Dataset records
::::
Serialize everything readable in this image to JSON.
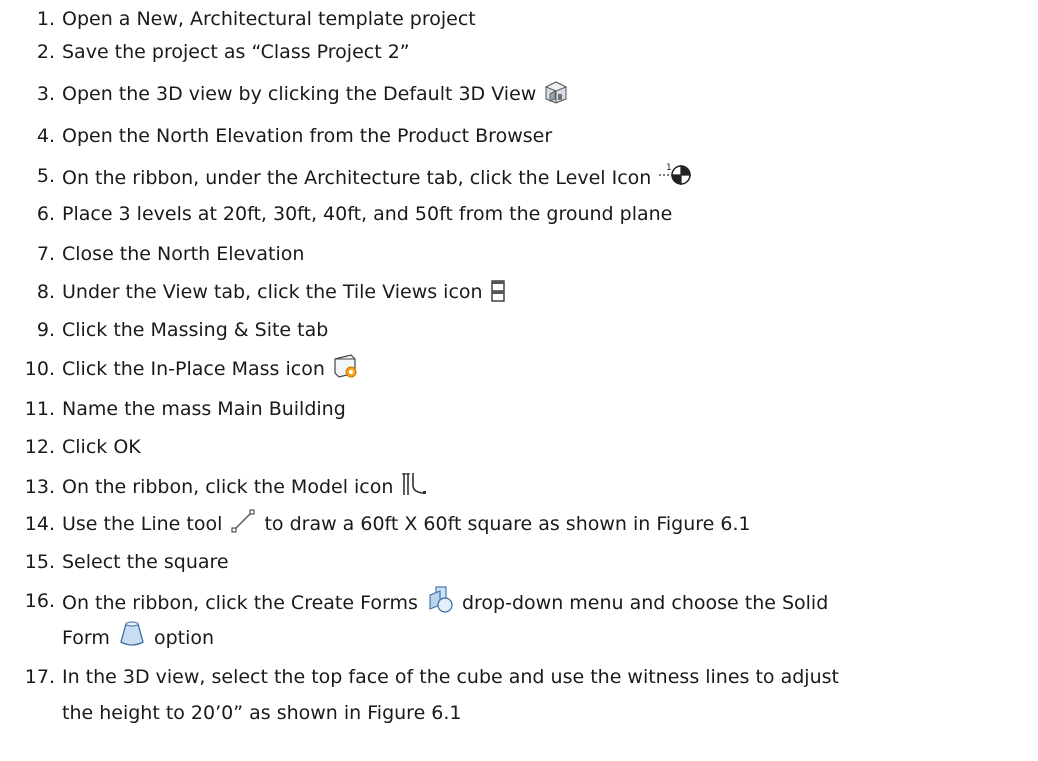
{
  "steps": [
    {
      "num": "1.",
      "text": "Open a New, Architectural template project"
    },
    {
      "num": "2.",
      "text": "Save the project as “Class Project 2”"
    },
    {
      "num": "3.",
      "text": "Open the 3D view by clicking the Default 3D View",
      "icon": "default-3d-view-icon"
    },
    {
      "num": "4.",
      "text": "Open the North Elevation from the Product Browser"
    },
    {
      "num": "5.",
      "text": "On the ribbon, under the Architecture tab, click the Level Icon",
      "icon": "level-icon"
    },
    {
      "num": "6.",
      "text": "Place 3 levels at 20ft, 30ft, 40ft, and 50ft from the ground plane"
    },
    {
      "num": "7.",
      "text": "Close the North Elevation"
    },
    {
      "num": "8.",
      "text": "Under the View tab, click the Tile Views icon",
      "icon": "tile-views-icon"
    },
    {
      "num": "9.",
      "text": "Click the Massing & Site tab"
    },
    {
      "num": "10.",
      "text": "Click the In-Place Mass icon",
      "icon": "in-place-mass-icon"
    },
    {
      "num": "11.",
      "text": "Name the mass Main Building"
    },
    {
      "num": "12.",
      "text": "Click OK"
    },
    {
      "num": "13.",
      "text": "On the ribbon, click the Model icon",
      "icon": "model-icon"
    },
    {
      "num": "14.",
      "text_before": "Use the Line tool",
      "text_after": "to draw a 60ft X 60ft square as shown in Figure 6.1",
      "icon": "line-tool-icon"
    },
    {
      "num": "15.",
      "text": "Select the square"
    },
    {
      "num": "16.",
      "text_before": "On the ribbon, click the Create Forms",
      "text_middle": "drop-down menu and choose the Solid",
      "text_line2_before": "Form",
      "text_line2_after": "option",
      "icon": "create-forms-icon",
      "icon2": "solid-form-icon"
    },
    {
      "num": "17.",
      "text": "In the 3D view, select the top face of the cube and use the witness lines to adjust",
      "text_line2": "the height to 20’0” as shown in Figure 6.1"
    }
  ]
}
::::
• _The problem_
Write out all the entries exactly, except for the pictures.

• _Exercise output_
Serialize everything readable in this image to JSON.
{
  "steps": [
    {
      "num": "1.",
      "text": "Open a New, Architectural template project"
    },
    {
      "num": "2.",
      "text": "Save the project as “Class Project 2”"
    },
    {
      "num": "3.",
      "text": "Open the 3D view by clicking the Default 3D View",
      "icon": "default-3d-view-icon"
    },
    {
      "num": "4.",
      "text": "Open the North Elevation from the Product Browser"
    },
    {
      "num": "5.",
      "text": "On the ribbon, under the Architecture tab, click the Level Icon",
      "icon": "level-icon"
    },
    {
      "num": "6.",
      "text": "Place 3 levels at 20ft, 30ft, 40ft, and 50ft from the ground plane"
    },
    {
      "num": "7.",
      "text": "Close the North Elevation"
    },
    {
      "num": "8.",
      "text": "Under the View tab, click the Tile Views icon",
      "icon": "tile-views-icon"
    },
    {
      "num": "9.",
      "text": "Click the Massing & Site tab"
    },
    {
      "num": "10.",
      "text": "Click the In-Place Mass icon",
      "icon": "in-place-mass-icon"
    },
    {
      "num": "11.",
      "text": "Name the mass Main Building"
    },
    {
      "num": "12.",
      "text": "Click OK"
    },
    {
      "num": "13.",
      "text": "On the ribbon, click the Model icon",
      "icon": "model-icon"
    },
    {
      "num": "14.",
      "text_before": "Use the Line tool",
      "text_after": "to draw a 60ft X 60ft square as shown in Figure 6.1",
      "icon": "line-tool-icon"
    },
    {
      "num": "15.",
      "text": "Select the square"
    },
    {
      "num": "16.",
      "text_before": "On the ribbon, click the Create Forms",
      "text_middle": "drop-down menu and choose the Solid",
      "text_line2_before": "Form",
      "text_line2_after": "option",
      "icon": "create-forms-icon",
      "icon2": "solid-form-icon"
    },
    {
      "num": "17.",
      "text": "In the 3D view, select the top face of the cube and use the witness lines to adjust",
      "text_line2": "the height to 20’0” as shown in Figure 6.1"
    }
  ]
}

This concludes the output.